Exercise details:
Copy the text on the 1915 California Golden Bears football team word for word, in full.

Reading passage:
# # # # # # #
- Conference: Independent
- Record: 8–5
- Head coach: Jimmie Schaeffer (1st season);
- Captain: Clifford G. Canfield
- Home stadium: California Field

= 1915 California Golden Bears football team =

American college football season

The 1915 California Golden Bears football team was an American football team that represented the University of California, Berkeley during the 1915 college football season. The team competed as an independent under head coach Jimmie Schaeffer and compiled a record of 8–5. This was Cal's first season of football since 1905 and final season as an independent.
# # # # # # #
Extracted records:
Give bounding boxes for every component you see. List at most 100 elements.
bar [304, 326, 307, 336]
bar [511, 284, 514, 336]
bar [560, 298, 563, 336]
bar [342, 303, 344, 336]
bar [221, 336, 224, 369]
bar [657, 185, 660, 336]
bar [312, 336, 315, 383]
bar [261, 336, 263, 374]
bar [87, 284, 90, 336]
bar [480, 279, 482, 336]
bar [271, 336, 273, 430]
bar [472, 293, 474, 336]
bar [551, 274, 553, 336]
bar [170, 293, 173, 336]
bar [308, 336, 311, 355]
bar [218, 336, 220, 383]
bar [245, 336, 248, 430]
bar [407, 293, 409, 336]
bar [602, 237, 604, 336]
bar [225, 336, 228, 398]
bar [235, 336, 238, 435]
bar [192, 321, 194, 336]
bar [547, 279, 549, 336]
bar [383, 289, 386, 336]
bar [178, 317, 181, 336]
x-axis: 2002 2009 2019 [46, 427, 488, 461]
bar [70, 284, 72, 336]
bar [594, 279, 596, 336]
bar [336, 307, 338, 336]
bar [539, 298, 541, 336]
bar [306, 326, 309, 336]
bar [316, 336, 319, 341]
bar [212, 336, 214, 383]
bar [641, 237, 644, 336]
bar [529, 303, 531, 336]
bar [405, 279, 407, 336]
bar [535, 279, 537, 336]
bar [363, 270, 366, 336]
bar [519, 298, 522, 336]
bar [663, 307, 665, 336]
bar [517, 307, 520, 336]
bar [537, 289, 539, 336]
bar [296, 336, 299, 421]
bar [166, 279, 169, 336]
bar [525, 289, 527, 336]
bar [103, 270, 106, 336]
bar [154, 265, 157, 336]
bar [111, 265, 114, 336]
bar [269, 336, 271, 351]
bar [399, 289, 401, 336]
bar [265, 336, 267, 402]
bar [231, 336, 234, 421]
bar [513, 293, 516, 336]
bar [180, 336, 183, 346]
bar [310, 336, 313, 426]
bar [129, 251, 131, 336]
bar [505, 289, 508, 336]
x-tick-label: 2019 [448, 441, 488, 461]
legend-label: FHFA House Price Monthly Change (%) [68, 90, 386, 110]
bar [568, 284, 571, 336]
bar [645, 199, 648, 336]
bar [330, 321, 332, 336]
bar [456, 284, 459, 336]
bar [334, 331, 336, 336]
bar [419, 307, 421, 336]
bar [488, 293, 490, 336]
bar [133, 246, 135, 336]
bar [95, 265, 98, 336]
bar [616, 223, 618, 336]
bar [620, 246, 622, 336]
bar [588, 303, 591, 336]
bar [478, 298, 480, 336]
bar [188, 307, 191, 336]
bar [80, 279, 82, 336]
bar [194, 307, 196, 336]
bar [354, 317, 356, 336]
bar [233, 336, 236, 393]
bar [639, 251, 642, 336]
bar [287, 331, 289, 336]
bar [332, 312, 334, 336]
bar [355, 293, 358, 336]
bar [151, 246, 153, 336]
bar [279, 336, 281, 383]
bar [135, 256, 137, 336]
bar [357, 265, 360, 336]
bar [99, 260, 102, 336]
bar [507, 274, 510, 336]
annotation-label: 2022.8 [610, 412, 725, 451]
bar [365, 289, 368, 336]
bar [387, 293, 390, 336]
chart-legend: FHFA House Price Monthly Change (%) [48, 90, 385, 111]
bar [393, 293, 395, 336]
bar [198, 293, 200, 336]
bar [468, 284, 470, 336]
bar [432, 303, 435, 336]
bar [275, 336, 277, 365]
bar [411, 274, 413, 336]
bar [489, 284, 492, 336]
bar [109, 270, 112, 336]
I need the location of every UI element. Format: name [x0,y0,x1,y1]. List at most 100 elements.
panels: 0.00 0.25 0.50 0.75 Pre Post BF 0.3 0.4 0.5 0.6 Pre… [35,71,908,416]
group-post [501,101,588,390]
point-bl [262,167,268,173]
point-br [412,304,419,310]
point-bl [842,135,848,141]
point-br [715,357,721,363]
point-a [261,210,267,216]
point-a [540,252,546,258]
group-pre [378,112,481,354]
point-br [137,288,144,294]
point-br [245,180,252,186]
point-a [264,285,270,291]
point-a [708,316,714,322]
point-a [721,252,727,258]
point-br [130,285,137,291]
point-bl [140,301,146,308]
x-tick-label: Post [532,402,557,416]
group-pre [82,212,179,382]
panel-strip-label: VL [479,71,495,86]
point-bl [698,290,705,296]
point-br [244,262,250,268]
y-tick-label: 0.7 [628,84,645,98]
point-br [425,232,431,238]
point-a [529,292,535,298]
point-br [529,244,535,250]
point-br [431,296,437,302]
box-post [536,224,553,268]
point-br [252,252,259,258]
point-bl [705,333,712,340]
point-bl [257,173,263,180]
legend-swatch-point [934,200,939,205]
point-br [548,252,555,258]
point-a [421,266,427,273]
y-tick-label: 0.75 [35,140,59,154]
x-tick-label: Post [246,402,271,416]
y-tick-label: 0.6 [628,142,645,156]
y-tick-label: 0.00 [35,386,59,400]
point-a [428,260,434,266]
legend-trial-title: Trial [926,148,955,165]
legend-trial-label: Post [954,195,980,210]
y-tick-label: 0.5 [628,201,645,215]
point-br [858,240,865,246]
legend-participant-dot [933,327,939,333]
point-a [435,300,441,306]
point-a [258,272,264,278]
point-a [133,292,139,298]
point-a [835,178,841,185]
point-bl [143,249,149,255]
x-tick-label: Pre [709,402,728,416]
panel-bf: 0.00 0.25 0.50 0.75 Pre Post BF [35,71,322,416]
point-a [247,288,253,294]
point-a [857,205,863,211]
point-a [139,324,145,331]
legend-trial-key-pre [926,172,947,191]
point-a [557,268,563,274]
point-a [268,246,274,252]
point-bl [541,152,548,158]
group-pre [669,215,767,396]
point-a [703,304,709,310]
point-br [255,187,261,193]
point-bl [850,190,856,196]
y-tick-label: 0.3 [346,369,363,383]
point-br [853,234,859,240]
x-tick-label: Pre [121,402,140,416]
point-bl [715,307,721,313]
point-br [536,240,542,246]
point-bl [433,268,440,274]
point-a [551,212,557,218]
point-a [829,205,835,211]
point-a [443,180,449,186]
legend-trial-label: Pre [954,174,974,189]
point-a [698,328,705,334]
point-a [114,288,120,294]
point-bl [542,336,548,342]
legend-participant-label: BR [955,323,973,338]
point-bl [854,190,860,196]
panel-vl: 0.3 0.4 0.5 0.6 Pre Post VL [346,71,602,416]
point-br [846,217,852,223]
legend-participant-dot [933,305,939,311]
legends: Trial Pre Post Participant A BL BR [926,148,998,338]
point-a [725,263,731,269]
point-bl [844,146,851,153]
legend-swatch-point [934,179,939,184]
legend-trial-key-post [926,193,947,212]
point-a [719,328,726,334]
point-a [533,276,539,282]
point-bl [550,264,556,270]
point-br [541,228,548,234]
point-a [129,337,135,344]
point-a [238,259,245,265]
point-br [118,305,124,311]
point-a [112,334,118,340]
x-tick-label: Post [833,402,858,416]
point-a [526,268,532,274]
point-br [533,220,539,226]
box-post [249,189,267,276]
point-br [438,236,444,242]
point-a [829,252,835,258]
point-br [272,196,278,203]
# # # # # # #
Response below:
- Conference: Independent
- Record: 8–5
- Head coach: Jimmie Schaeffer (1st season);
- Captain: Clifford G. Canfield
- Home stadium: California Field

= 1915 California Golden Bears football team =

American college football season

The 1915 California Golden Bears football team was an American football team that represented the University of California, Berkeley during the 1915 college football season. The team competed as an independent under head coach Jimmie Schaeffer and compiled a record of 8–5. This was Cal's first season of football since 1905 and final season as an independent.